- [Given task]
Repeat each record below exactly as given.

- [Saved entries]
###

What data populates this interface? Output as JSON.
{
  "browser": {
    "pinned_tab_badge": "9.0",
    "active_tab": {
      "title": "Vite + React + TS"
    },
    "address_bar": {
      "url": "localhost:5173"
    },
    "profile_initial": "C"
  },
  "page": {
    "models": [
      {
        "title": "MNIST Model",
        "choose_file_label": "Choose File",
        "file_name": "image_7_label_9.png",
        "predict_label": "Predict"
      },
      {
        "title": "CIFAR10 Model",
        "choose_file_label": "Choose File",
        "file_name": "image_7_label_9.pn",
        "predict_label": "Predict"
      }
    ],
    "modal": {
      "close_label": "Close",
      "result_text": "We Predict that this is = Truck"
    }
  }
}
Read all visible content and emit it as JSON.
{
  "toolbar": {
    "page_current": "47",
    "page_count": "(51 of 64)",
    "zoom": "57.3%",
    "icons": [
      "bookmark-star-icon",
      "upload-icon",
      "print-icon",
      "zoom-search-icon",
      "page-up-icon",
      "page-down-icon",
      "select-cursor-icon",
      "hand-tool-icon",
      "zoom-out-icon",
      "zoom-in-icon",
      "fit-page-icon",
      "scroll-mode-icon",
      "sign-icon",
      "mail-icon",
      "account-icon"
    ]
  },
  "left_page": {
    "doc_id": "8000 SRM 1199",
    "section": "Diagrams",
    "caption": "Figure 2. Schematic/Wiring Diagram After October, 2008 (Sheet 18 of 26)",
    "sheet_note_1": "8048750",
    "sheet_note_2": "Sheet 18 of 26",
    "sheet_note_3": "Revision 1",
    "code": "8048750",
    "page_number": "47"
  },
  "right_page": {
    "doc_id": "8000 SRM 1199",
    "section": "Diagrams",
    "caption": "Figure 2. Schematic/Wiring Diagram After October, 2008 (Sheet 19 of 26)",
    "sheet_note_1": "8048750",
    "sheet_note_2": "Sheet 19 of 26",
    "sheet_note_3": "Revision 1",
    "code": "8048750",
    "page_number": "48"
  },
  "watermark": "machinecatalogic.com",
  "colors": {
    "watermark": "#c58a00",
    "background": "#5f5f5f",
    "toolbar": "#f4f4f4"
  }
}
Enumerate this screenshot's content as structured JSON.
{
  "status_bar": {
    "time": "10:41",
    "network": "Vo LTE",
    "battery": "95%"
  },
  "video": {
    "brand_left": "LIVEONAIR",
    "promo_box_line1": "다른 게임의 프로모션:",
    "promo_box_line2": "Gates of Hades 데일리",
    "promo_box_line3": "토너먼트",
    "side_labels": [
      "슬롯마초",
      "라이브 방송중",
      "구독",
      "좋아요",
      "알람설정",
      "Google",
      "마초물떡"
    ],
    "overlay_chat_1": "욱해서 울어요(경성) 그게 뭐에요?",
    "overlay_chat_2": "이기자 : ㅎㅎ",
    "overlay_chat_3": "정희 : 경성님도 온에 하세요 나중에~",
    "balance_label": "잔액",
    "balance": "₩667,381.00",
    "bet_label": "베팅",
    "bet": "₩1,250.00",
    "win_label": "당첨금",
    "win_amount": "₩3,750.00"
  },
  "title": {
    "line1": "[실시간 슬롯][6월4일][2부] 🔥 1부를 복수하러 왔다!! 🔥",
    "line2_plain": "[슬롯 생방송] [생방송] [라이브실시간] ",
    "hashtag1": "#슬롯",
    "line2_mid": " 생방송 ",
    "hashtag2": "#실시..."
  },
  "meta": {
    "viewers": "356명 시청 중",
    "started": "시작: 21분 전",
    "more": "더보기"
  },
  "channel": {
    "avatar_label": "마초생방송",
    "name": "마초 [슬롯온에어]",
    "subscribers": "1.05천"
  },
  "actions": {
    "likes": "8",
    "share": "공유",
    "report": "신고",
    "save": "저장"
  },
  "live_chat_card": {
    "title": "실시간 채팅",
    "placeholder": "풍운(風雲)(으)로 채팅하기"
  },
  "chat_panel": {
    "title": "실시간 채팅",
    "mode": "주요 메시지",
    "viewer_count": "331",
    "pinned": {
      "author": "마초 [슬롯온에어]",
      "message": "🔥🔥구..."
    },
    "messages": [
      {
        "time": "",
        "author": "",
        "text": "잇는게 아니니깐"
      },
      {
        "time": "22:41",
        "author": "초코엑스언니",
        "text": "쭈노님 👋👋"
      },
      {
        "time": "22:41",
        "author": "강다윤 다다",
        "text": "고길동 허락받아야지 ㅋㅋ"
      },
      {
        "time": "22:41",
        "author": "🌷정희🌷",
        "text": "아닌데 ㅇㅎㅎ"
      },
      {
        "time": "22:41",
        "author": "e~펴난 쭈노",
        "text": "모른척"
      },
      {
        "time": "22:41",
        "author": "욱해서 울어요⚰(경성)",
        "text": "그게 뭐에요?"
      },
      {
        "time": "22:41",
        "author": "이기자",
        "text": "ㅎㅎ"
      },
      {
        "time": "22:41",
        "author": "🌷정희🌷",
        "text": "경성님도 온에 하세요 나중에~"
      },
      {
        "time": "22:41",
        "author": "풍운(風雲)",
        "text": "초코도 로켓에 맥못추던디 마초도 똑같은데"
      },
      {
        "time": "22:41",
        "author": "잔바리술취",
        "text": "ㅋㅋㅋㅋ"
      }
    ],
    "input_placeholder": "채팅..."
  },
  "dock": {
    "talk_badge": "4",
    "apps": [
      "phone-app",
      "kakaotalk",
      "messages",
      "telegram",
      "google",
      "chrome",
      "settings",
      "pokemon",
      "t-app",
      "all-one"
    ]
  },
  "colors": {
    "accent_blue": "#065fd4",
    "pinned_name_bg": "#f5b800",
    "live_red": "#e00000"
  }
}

###

- [Response]
What data populates this interface? Output as JSON.
{
  "browser": {
    "pinned_tab_badge": "9.0",
    "active_tab": {
      "title": "Vite + React + TS"
    },
    "address_bar": {
      "url": "localhost:5173"
    },
    "profile_initial": "C"
  },
  "page": {
    "models": [
      {
        "title": "MNIST Model",
        "choose_file_label": "Choose File",
        "file_name": "image_7_label_9.png",
        "predict_label": "Predict"
      },
      {
        "title": "CIFAR10 Model",
        "choose_file_label": "Choose File",
        "file_name": "image_7_label_9.pn",
        "predict_label": "Predict"
      }
    ],
    "modal": {
      "close_label": "Close",
      "result_text": "We Predict that this is = Truck"
    }
  }
}
Read all visible content and emit it as JSON.
{
  "toolbar": {
    "page_current": "47",
    "page_count": "(51 of 64)",
    "zoom": "57.3%",
    "icons": [
      "bookmark-star-icon",
      "upload-icon",
      "print-icon",
      "zoom-search-icon",
      "page-up-icon",
      "page-down-icon",
      "select-cursor-icon",
      "hand-tool-icon",
      "zoom-out-icon",
      "zoom-in-icon",
      "fit-page-icon",
      "scroll-mode-icon",
      "sign-icon",
      "mail-icon",
      "account-icon"
    ]
  },
  "left_page": {
    "doc_id": "8000 SRM 1199",
    "section": "Diagrams",
    "caption": "Figure 2. Schematic/Wiring Diagram After October, 2008 (Sheet 18 of 26)",
    "sheet_note_1": "8048750",
    "sheet_note_2": "Sheet 18 of 26",
    "sheet_note_3": "Revision 1",
    "code": "8048750",
    "page_number": "47"
  },
  "right_page": {
    "doc_id": "8000 SRM 1199",
    "section": "Diagrams",
    "caption": "Figure 2. Schematic/Wiring Diagram After October, 2008 (Sheet 19 of 26)",
    "sheet_note_1": "8048750",
    "sheet_note_2": "Sheet 19 of 26",
    "sheet_note_3": "Revision 1",
    "code": "8048750",
    "page_number": "48"
  },
  "watermark": "machinecatalogic.com",
  "colors": {
    "watermark": "#c58a00",
    "background": "#5f5f5f",
    "toolbar": "#f4f4f4"
  }
}
Enumerate this screenshot's content as structured JSON.
{
  "status_bar": {
    "time": "10:41",
    "network": "Vo LTE",
    "battery": "95%"
  },
  "video": {
    "brand_left": "LIVEONAIR",
    "promo_box_line1": "다른 게임의 프로모션:",
    "promo_box_line2": "Gates of Hades 데일리",
    "promo_box_line3": "토너먼트",
    "side_labels": [
      "슬롯마초",
      "라이브 방송중",
      "구독",
      "좋아요",
      "알람설정",
      "Google",
      "마초물떡"
    ],
    "overlay_chat_1": "욱해서 울어요(경성) 그게 뭐에요?",
    "overlay_chat_2": "이기자 : ㅎㅎ",
    "overlay_chat_3": "정희 : 경성님도 온에 하세요 나중에~",
    "balance_label": "잔액",
    "balance": "₩667,381.00",
    "bet_label": "베팅",
    "bet": "₩1,250.00",
    "win_label": "당첨금",
    "win_amount": "₩3,750.00"
  },
  "title": {
    "line1": "[실시간 슬롯][6월4일][2부] 🔥 1부를 복수하러 왔다!! 🔥",
    "line2_plain": "[슬롯 생방송] [생방송] [라이브실시간] ",
    "hashtag1": "#슬롯",
    "line2_mid": " 생방송 ",
    "hashtag2": "#실시..."
  },
  "meta": {
    "viewers": "356명 시청 중",
    "started": "시작: 21분 전",
    "more": "더보기"
  },
  "channel": {
    "avatar_label": "마초생방송",
    "name": "마초 [슬롯온에어]",
    "subscribers": "1.05천"
  },
  "actions": {
    "likes": "8",
    "share": "공유",
    "report": "신고",
    "save": "저장"
  },
  "live_chat_card": {
    "title": "실시간 채팅",
    "placeholder": "풍운(風雲)(으)로 채팅하기"
  },
  "chat_panel": {
    "title": "실시간 채팅",
    "mode": "주요 메시지",
    "viewer_count": "331",
    "pinned": {
      "author": "마초 [슬롯온에어]",
      "message": "🔥🔥구..."
    },
    "messages": [
      {
        "time": "",
        "author": "",
        "text": "잇는게 아니니깐"
      },
      {
        "time": "22:41",
        "author": "초코엑스언니",
        "text": "쭈노님 👋👋"
      },
      {
        "time": "22:41",
        "author": "강다윤 다다",
        "text": "고길동 허락받아야지 ㅋㅋ"
      },
      {
        "time": "22:41",
        "author": "🌷정희🌷",
        "text": "아닌데 ㅇㅎㅎ"
      },
      {
        "time": "22:41",
        "author": "e~펴난 쭈노",
        "text": "모른척"
      },
      {
        "time": "22:41",
        "author": "욱해서 울어요⚰(경성)",
        "text": "그게 뭐에요?"
      },
      {
        "time": "22:41",
        "author": "이기자",
        "text": "ㅎㅎ"
      },
      {
        "time": "22:41",
        "author": "🌷정희🌷",
        "text": "경성님도 온에 하세요 나중에~"
      },
      {
        "time": "22:41",
        "author": "풍운(風雲)",
        "text": "초코도 로켓에 맥못추던디 마초도 똑같은데"
      },
      {
        "time": "22:41",
        "author": "잔바리술취",
        "text": "ㅋㅋㅋㅋ"
      }
    ],
    "input_placeholder": "채팅..."
  },
  "dock": {
    "talk_badge": "4",
    "apps": [
      "phone-app",
      "kakaotalk",
      "messages",
      "telegram",
      "google",
      "chrome",
      "settings",
      "pokemon",
      "t-app",
      "all-one"
    ]
  },
  "colors": {
    "accent_blue": "#065fd4",
    "pinned_name_bg": "#f5b800",
    "live_red": "#e00000"
  }
}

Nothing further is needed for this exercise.